Write out each record below exactly as it appears, with no pictures.

─── Material to process

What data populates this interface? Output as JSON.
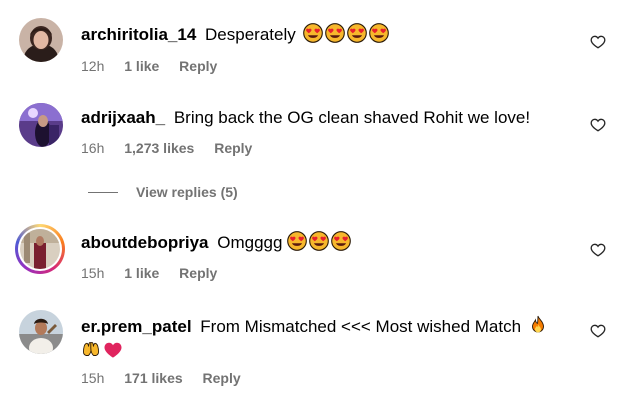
{
  "comments": [
    {
      "username": "archiritolia_14",
      "text": "Desperately",
      "emoji_count": 4,
      "emoji": "heart-eyes-emoji",
      "time": "12h",
      "likes": "1 like",
      "reply": "Reply"
    },
    {
      "username": "adrijxaah_",
      "text": "Bring back the OG clean shaved Rohit we love!",
      "time": "16h",
      "likes": "1,273 likes",
      "reply": "Reply",
      "view_replies": "View replies (5)"
    },
    {
      "username": "aboutdebopriya",
      "text": "Omgggg",
      "emoji_count": 3,
      "emoji": "heart-eyes-emoji",
      "time": "15h",
      "likes": "1 like",
      "reply": "Reply"
    },
    {
      "username": "er.prem_patel",
      "text": "From Mismatched <<< Most wished Match",
      "trailing_emojis": [
        "fire-emoji",
        "raising-hands-emoji",
        "red-heart-emoji"
      ],
      "time": "15h",
      "likes": "171 likes",
      "reply": "Reply"
    }
  ],
  "icons": {
    "like": "heart-outline-icon"
  },
  "colors": {
    "meta_text": "#737373",
    "heart_emoji": "#e0245e",
    "emoji_face": "#f7b72c"
  }
}
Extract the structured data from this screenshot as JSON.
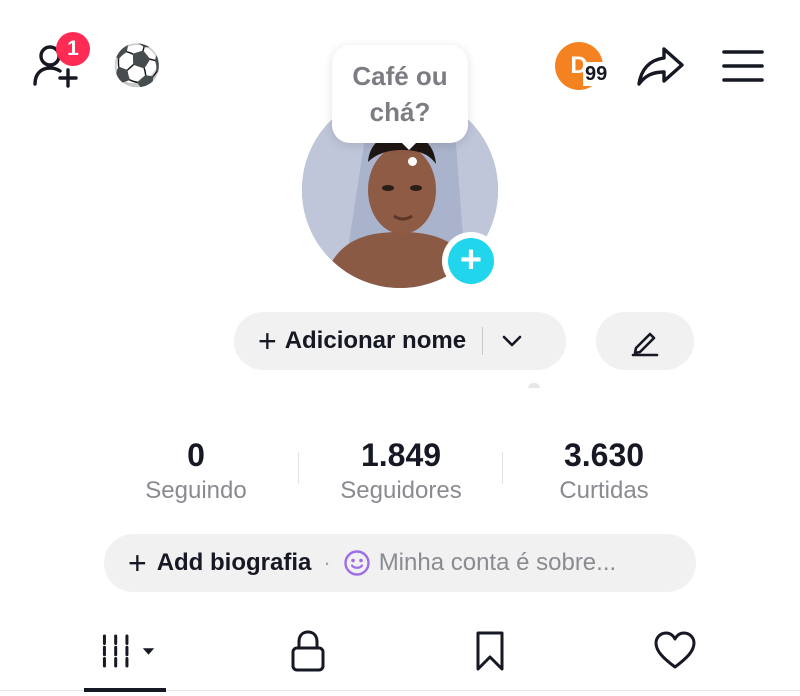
{
  "header": {
    "notification_count": "1",
    "friends_icon": "add-friend-icon",
    "emoji": "⚽",
    "streak": {
      "initial": "D",
      "count": "99",
      "color": "#f58220"
    },
    "share_icon": "share-arrow-icon",
    "menu_icon": "hamburger-menu-icon"
  },
  "avatar": {
    "speech_bubble": "Café ou chá?",
    "add_icon": "plus-icon",
    "add_color": "#20d5ec"
  },
  "profile": {
    "add_name_plus": "+",
    "add_name_label": "Adicionar nome",
    "dropdown_icon": "chevron-down-icon",
    "edit_icon": "pencil-icon"
  },
  "stats": [
    {
      "value": "0",
      "label": "Seguindo"
    },
    {
      "value": "1.849",
      "label": "Seguidores"
    },
    {
      "value": "3.630",
      "label": "Curtidas"
    }
  ],
  "bio": {
    "plus": "+",
    "label": "Add biografia",
    "separator": "·",
    "emoji_icon": "smiley-icon",
    "placeholder": "Minha conta é sobre..."
  },
  "tabs": [
    {
      "name": "videos",
      "icon": "grid-icon",
      "selected": true
    },
    {
      "name": "private",
      "icon": "lock-icon",
      "selected": false
    },
    {
      "name": "saved",
      "icon": "bookmark-icon",
      "selected": false
    },
    {
      "name": "liked",
      "icon": "heart-icon",
      "selected": false
    }
  ],
  "colors": {
    "badge": "#fe2c55",
    "text": "#161823",
    "secondary_text": "#8a8b91",
    "pill_bg": "#f1f1f2"
  }
}
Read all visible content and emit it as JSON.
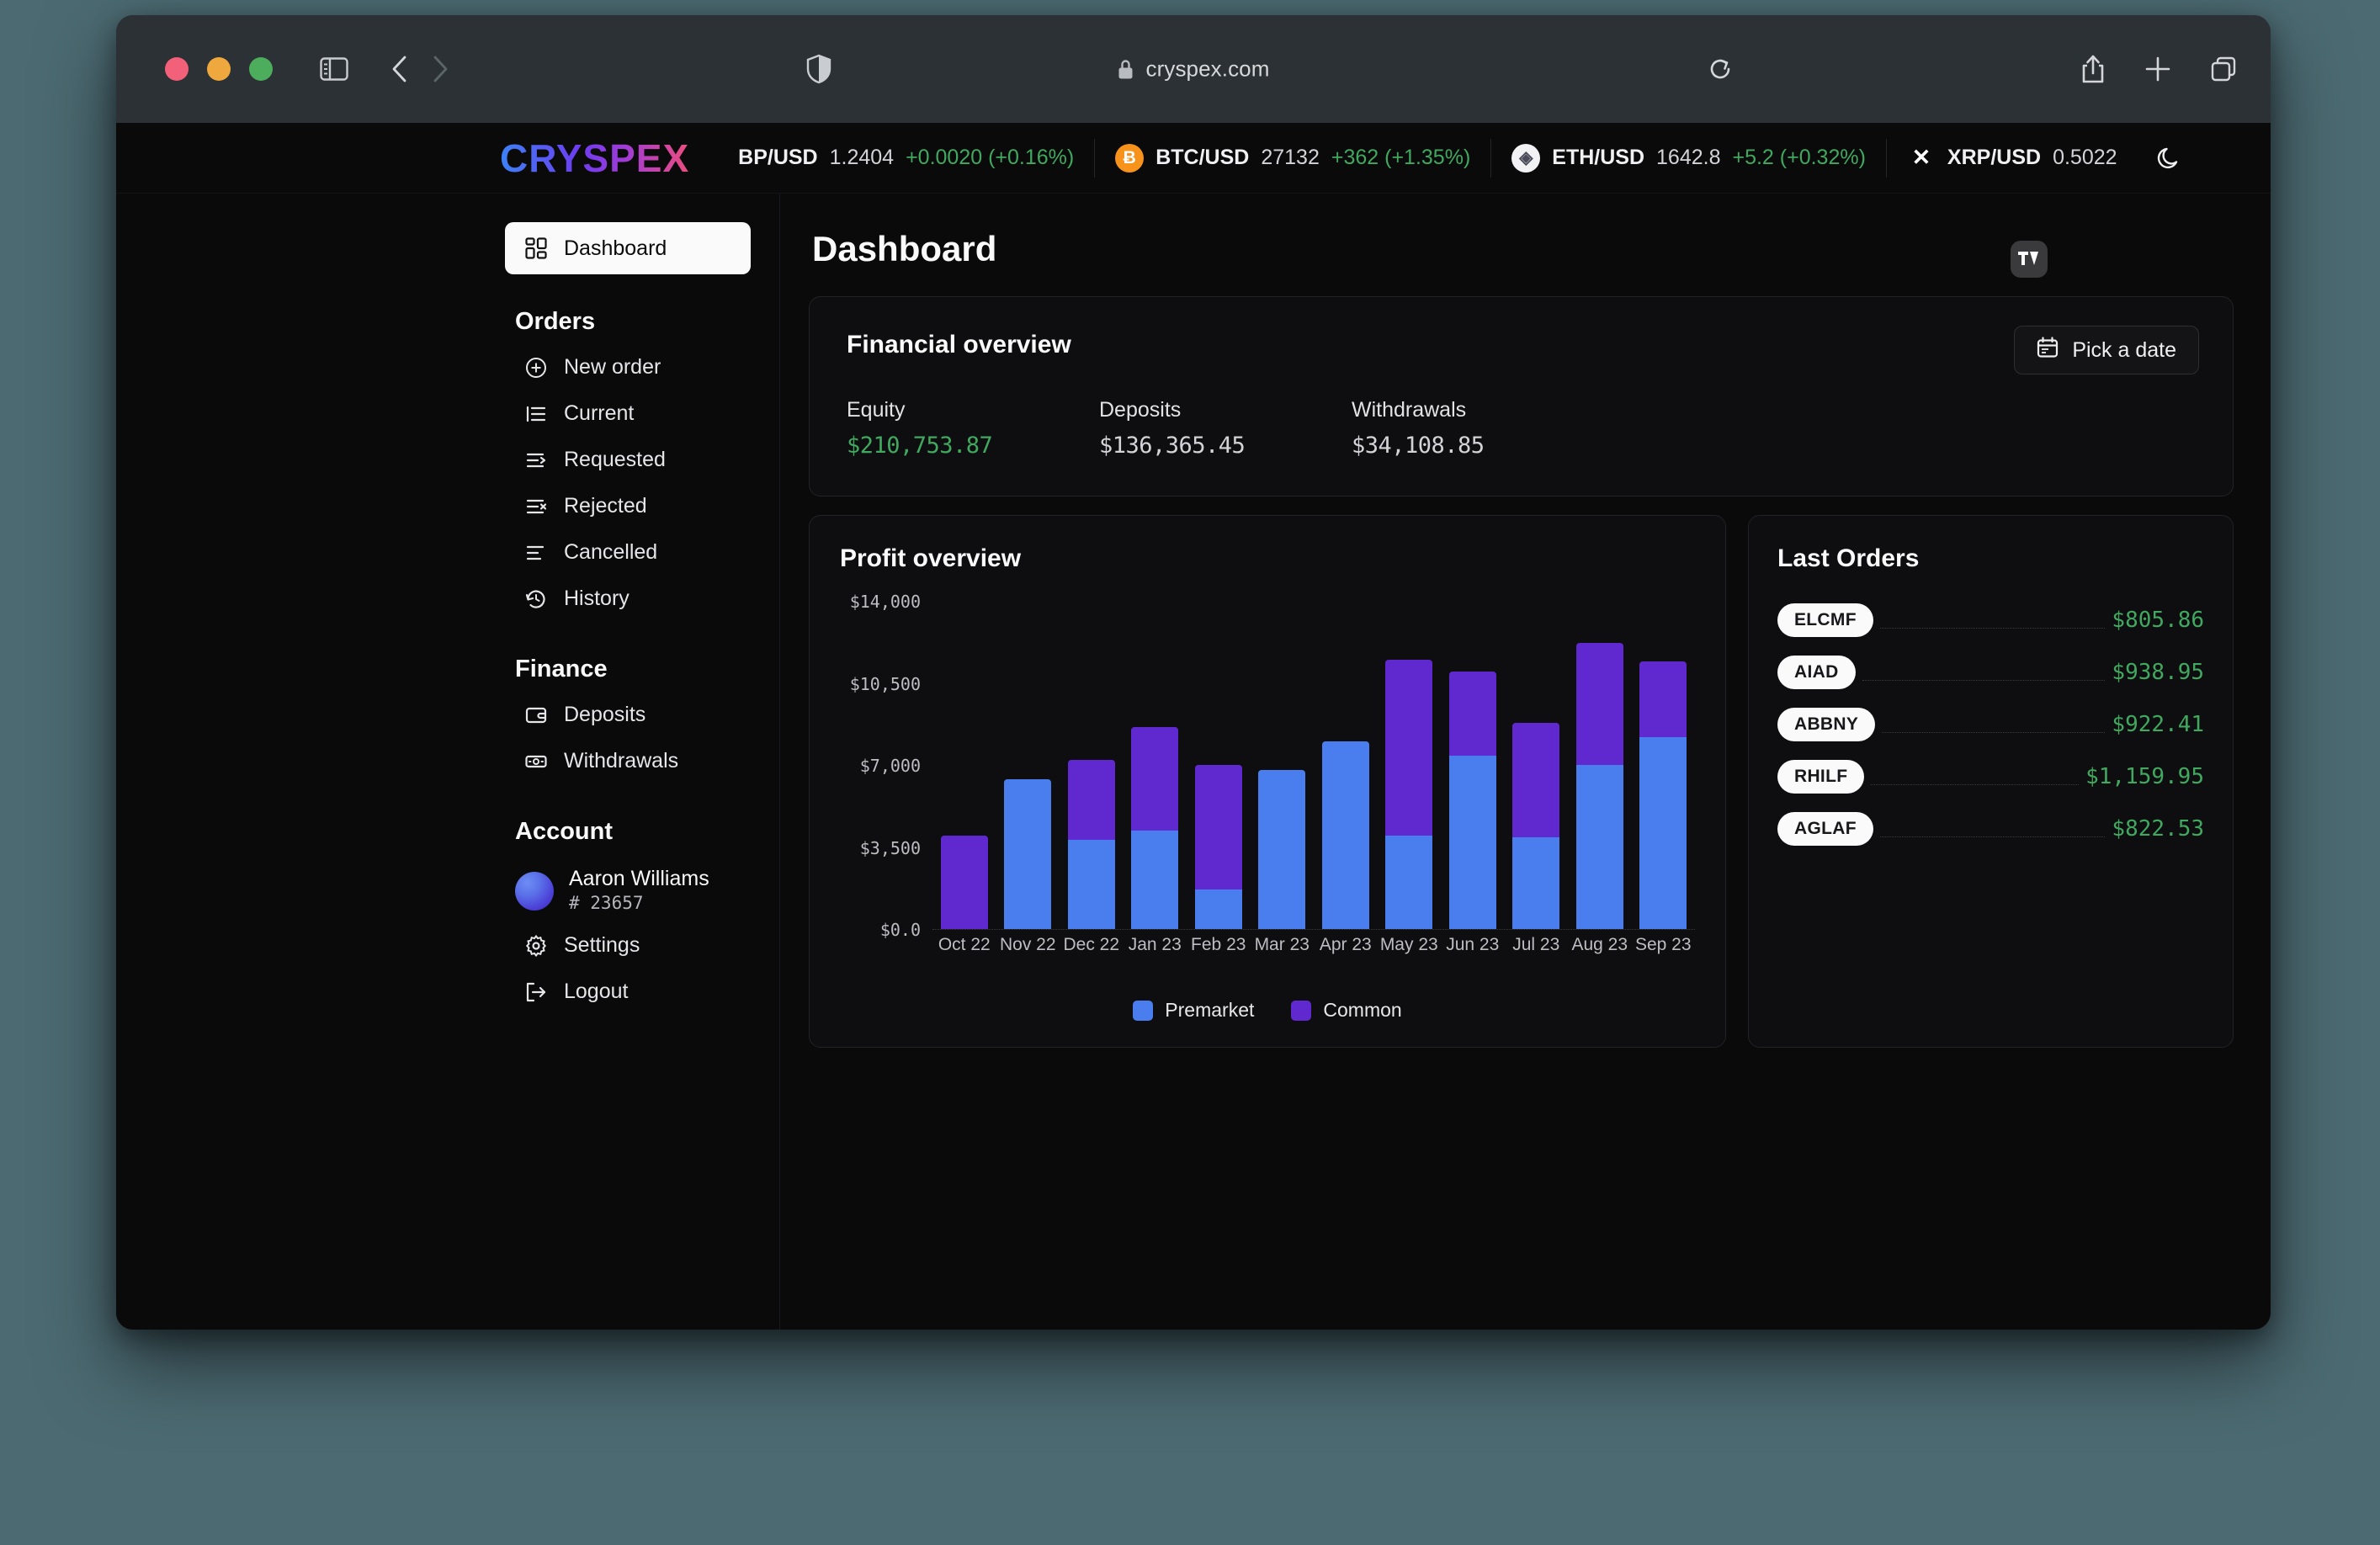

──────

• _Correct result_
What data populates this interface? Output as JSON.
{
  "comments": [
    {
      "username": "archiritolia_14",
      "text": "Desperately",
      "emoji_count": 4,
      "emoji": "heart-eyes-emoji",
      "time": "12h",
      "likes": "1 like",
      "reply": "Reply"
    },
    {
      "username": "adrijxaah_",
      "text": "Bring back the OG clean shaved Rohit we love!",
      "time": "16h",
      "likes": "1,273 likes",
      "reply": "Reply",
      "view_replies": "View replies (5)"
    },
    {
      "username": "aboutdebopriya",
      "text": "Omgggg",
      "emoji_count": 3,
      "emoji": "heart-eyes-emoji",
      "time": "15h",
      "likes": "1 like",
      "reply": "Reply"
    },
    {
      "username": "er.prem_patel",
      "text": "From Mismatched <<< Most wished Match",
      "trailing_emojis": [
        "fire-emoji",
        "raising-hands-emoji",
        "red-heart-emoji"
      ],
      "time": "15h",
      "likes": "171 likes",
      "reply": "Reply"
    }
  ],
  "icons": {
    "like": "heart-outline-icon"
  },
  "colors": {
    "meta_text": "#737373",
    "heart_emoji": "#e0245e",
    "emoji_face": "#f7b72c"
  }
}
Extract the structured data from this screenshot as JSON.
{
  "header": {
    "notification_count": "1",
    "friends_icon": "add-friend-icon",
    "emoji": "⚽",
    "streak": {
      "initial": "D",
      "count": "99",
      "color": "#f58220"
    },
    "share_icon": "share-arrow-icon",
    "menu_icon": "hamburger-menu-icon"
  },
  "avatar": {
    "speech_bubble": "Café ou chá?",
    "add_icon": "plus-icon",
    "add_color": "#20d5ec"
  },
  "profile": {
    "add_name_plus": "+",
    "add_name_label": "Adicionar nome",
    "dropdown_icon": "chevron-down-icon",
    "edit_icon": "pencil-icon"
  },
  "stats": [
    {
      "value": "0",
      "label": "Seguindo"
    },
    {
      "value": "1.849",
      "label": "Seguidores"
    },
    {
      "value": "3.630",
      "label": "Curtidas"
    }
  ],
  "bio": {
    "plus": "+",
    "label": "Add biografia",
    "separator": "·",
    "emoji_icon": "smiley-icon",
    "placeholder": "Minha conta é sobre..."
  },
  "tabs": [
    {
      "name": "videos",
      "icon": "grid-icon",
      "selected": true
    },
    {
      "name": "private",
      "icon": "lock-icon",
      "selected": false
    },
    {
      "name": "saved",
      "icon": "bookmark-icon",
      "selected": false
    },
    {
      "name": "liked",
      "icon": "heart-icon",
      "selected": false
    }
  ],
  "colors": {
    "badge": "#fe2c55",
    "text": "#161823",
    "secondary_text": "#8a8b91",
    "pill_bg": "#f1f1f2"
  }
}
Read all visible content and emit it as JSON.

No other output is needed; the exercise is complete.